----- Data rows
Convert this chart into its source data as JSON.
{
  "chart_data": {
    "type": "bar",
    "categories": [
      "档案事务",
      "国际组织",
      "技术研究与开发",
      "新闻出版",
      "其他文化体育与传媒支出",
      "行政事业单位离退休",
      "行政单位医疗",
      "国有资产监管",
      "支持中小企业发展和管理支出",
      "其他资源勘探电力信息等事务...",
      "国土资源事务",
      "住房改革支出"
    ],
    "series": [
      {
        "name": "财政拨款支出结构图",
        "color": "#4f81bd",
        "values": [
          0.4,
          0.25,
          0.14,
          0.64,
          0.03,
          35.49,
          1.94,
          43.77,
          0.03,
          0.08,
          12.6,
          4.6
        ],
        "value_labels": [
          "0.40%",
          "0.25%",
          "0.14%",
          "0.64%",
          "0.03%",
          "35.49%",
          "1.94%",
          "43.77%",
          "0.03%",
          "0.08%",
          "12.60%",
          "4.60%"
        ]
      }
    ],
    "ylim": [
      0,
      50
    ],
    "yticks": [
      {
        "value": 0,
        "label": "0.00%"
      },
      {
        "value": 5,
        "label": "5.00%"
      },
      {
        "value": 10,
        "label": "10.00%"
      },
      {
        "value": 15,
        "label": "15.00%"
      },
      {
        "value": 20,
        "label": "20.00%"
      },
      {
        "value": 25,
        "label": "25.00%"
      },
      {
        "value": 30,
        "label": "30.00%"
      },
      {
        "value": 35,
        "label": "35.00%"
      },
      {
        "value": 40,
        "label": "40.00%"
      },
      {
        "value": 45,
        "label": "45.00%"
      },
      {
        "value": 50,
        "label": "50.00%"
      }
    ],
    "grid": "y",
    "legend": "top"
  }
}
----------
Exercise:
Without leaving anything out, give the entries again exactly.

Reply:
Convert this chart into its source data as JSON.
{
  "chart_data": {
    "type": "bar",
    "categories": [
      "档案事务",
      "国际组织",
      "技术研究与开发",
      "新闻出版",
      "其他文化体育与传媒支出",
      "行政事业单位离退休",
      "行政单位医疗",
      "国有资产监管",
      "支持中小企业发展和管理支出",
      "其他资源勘探电力信息等事务...",
      "国土资源事务",
      "住房改革支出"
    ],
    "series": [
      {
        "name": "财政拨款支出结构图",
        "color": "#4f81bd",
        "values": [
          0.4,
          0.25,
          0.14,
          0.64,
          0.03,
          35.49,
          1.94,
          43.77,
          0.03,
          0.08,
          12.6,
          4.6
        ],
        "value_labels": [
          "0.40%",
          "0.25%",
          "0.14%",
          "0.64%",
          "0.03%",
          "35.49%",
          "1.94%",
          "43.77%",
          "0.03%",
          "0.08%",
          "12.60%",
          "4.60%"
        ]
      }
    ],
    "ylim": [
      0,
      50
    ],
    "yticks": [
      {
        "value": 0,
        "label": "0.00%"
      },
      {
        "value": 5,
        "label": "5.00%"
      },
      {
        "value": 10,
        "label": "10.00%"
      },
      {
        "value": 15,
        "label": "15.00%"
      },
      {
        "value": 20,
        "label": "20.00%"
      },
      {
        "value": 25,
        "label": "25.00%"
      },
      {
        "value": 30,
        "label": "30.00%"
      },
      {
        "value": 35,
        "label": "35.00%"
      },
      {
        "value": 40,
        "label": "40.00%"
      },
      {
        "value": 45,
        "label": "45.00%"
      },
      {
        "value": 50,
        "label": "50.00%"
      }
    ],
    "grid": "y",
    "legend": "top"
  }
}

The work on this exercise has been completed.